▸ **What you need to do**: Extract the lines that carry the string "JSON" from the listing.

══════════════════════════════

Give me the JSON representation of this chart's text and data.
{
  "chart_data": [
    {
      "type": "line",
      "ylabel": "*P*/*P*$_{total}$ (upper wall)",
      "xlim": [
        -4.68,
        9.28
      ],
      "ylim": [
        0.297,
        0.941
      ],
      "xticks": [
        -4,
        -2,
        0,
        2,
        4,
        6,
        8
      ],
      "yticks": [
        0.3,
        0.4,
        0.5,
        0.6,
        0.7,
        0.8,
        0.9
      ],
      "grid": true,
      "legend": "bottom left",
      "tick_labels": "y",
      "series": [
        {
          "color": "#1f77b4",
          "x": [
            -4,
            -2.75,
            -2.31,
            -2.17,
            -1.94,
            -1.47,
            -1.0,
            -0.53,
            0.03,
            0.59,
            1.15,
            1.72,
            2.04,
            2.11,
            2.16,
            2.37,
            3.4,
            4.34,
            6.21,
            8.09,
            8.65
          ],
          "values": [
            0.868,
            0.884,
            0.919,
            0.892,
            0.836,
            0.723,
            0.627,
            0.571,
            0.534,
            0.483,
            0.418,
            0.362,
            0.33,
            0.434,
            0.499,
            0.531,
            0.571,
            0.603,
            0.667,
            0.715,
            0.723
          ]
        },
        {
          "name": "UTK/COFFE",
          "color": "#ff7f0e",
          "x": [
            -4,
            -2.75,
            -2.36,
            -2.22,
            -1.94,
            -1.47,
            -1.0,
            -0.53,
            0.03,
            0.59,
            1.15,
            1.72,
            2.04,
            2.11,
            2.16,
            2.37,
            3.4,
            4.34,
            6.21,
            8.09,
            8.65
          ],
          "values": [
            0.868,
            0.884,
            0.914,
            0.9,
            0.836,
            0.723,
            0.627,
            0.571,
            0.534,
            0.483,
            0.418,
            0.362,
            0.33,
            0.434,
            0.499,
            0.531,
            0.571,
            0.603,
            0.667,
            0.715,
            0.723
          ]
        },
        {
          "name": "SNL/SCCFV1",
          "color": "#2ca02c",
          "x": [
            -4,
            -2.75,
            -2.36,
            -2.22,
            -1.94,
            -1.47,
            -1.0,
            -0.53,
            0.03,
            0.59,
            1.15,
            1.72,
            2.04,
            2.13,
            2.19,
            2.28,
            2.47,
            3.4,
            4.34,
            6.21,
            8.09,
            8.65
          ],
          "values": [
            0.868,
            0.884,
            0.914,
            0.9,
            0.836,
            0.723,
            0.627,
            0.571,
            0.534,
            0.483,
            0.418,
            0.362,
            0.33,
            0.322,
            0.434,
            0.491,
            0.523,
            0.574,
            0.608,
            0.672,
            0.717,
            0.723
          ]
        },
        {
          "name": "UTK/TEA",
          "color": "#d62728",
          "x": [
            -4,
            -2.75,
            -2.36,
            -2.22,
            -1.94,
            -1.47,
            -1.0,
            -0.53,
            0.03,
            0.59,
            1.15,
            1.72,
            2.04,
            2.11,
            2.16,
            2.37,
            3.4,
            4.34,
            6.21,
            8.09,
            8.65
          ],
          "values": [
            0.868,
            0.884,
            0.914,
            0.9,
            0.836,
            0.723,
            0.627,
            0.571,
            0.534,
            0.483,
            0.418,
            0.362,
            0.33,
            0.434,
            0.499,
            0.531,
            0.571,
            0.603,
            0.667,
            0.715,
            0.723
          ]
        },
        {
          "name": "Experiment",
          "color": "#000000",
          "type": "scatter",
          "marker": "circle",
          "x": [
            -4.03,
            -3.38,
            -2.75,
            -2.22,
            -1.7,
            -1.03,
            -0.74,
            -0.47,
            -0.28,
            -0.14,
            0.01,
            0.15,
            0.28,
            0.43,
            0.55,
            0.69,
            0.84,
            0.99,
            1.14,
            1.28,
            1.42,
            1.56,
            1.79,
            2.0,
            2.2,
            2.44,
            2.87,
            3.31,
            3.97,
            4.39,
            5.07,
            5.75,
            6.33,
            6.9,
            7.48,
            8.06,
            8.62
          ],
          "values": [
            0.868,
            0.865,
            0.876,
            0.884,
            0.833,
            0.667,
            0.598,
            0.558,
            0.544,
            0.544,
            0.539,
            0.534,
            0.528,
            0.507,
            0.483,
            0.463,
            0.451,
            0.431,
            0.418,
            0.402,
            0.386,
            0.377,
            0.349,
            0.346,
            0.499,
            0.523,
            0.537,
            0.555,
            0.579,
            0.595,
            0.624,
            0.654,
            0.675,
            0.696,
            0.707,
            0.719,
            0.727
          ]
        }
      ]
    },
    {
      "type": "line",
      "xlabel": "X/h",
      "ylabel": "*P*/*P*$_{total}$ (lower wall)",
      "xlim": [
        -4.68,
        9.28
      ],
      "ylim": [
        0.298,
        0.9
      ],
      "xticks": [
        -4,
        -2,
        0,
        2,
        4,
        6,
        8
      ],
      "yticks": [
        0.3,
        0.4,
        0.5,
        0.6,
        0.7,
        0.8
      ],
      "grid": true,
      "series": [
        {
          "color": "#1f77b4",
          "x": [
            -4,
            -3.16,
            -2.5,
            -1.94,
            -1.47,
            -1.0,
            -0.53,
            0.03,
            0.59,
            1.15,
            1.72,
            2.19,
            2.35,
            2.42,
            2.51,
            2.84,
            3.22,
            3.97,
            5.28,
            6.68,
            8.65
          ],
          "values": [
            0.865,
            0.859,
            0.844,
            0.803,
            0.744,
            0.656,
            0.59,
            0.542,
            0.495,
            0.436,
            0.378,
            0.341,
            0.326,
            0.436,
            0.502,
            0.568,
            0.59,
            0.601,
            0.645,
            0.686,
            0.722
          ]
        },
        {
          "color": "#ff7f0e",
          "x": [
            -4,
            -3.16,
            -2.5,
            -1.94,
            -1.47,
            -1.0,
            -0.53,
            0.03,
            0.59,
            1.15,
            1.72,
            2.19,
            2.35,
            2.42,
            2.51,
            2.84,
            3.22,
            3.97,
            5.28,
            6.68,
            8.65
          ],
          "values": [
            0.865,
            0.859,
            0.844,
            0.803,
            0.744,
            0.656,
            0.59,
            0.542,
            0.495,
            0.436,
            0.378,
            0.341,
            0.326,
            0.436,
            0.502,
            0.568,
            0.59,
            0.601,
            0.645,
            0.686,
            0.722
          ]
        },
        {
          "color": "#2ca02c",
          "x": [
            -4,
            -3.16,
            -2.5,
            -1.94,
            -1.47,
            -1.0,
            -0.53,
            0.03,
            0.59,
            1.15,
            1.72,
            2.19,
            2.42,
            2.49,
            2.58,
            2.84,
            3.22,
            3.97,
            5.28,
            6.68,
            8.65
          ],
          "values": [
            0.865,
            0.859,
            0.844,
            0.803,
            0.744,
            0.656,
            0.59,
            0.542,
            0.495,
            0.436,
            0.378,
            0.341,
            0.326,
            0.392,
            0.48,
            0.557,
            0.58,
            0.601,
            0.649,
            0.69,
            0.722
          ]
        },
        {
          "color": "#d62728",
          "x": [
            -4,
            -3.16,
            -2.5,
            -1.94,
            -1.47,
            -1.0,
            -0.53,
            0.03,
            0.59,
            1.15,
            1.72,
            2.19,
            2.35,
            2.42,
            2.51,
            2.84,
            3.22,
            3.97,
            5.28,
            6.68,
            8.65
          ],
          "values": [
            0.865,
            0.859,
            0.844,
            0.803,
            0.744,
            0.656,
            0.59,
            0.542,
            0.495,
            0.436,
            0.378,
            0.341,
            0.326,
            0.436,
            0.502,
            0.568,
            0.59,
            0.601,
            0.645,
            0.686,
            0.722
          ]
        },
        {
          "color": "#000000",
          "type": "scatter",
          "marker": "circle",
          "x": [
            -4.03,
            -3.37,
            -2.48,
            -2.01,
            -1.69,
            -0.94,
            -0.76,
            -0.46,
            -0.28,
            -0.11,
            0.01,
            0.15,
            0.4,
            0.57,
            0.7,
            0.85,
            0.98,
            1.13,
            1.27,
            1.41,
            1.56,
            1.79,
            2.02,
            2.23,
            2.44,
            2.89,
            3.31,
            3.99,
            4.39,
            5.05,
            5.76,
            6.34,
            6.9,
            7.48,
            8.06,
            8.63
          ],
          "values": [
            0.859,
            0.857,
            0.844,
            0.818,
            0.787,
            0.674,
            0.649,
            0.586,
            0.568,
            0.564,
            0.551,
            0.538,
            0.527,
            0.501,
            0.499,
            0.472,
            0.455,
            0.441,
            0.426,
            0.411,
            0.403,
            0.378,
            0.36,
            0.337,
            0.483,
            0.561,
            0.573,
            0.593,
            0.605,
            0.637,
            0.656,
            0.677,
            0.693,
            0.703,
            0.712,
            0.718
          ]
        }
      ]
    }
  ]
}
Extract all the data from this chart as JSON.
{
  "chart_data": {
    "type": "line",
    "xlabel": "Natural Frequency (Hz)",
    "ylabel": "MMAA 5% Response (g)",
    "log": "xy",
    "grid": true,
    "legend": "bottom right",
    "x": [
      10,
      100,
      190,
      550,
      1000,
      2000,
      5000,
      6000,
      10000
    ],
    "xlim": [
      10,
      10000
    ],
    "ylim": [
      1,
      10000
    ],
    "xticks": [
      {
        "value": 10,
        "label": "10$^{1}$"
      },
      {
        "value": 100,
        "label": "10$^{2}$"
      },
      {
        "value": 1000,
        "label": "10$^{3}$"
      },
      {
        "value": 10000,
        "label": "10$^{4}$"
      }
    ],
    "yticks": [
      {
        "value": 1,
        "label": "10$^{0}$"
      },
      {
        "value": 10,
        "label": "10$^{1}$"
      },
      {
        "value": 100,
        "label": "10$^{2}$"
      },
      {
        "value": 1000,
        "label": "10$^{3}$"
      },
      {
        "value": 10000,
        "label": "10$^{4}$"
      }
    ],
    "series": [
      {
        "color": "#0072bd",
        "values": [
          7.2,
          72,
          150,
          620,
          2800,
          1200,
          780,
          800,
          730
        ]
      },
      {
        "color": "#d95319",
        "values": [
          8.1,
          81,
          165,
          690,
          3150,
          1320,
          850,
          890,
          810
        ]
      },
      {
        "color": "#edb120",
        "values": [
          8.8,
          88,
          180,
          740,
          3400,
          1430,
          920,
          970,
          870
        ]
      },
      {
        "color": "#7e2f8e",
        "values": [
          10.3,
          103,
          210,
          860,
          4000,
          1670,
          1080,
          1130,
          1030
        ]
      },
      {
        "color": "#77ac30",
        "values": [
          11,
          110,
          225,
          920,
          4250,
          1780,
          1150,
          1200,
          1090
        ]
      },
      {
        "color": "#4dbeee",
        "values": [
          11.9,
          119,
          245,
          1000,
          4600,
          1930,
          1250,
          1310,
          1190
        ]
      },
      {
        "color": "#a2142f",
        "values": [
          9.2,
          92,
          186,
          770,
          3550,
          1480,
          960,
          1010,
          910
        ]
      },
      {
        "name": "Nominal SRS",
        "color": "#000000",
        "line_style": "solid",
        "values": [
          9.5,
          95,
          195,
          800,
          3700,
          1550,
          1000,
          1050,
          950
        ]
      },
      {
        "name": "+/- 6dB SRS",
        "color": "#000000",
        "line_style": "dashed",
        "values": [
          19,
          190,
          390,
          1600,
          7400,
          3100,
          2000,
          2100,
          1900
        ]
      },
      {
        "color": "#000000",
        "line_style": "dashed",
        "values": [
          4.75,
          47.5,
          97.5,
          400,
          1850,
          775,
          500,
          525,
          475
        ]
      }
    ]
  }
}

══════════════════════════════

▸ **Answer for this exercise**:
Give me the JSON representation of this chart's text and data.
Extract all the data from this chart as JSON.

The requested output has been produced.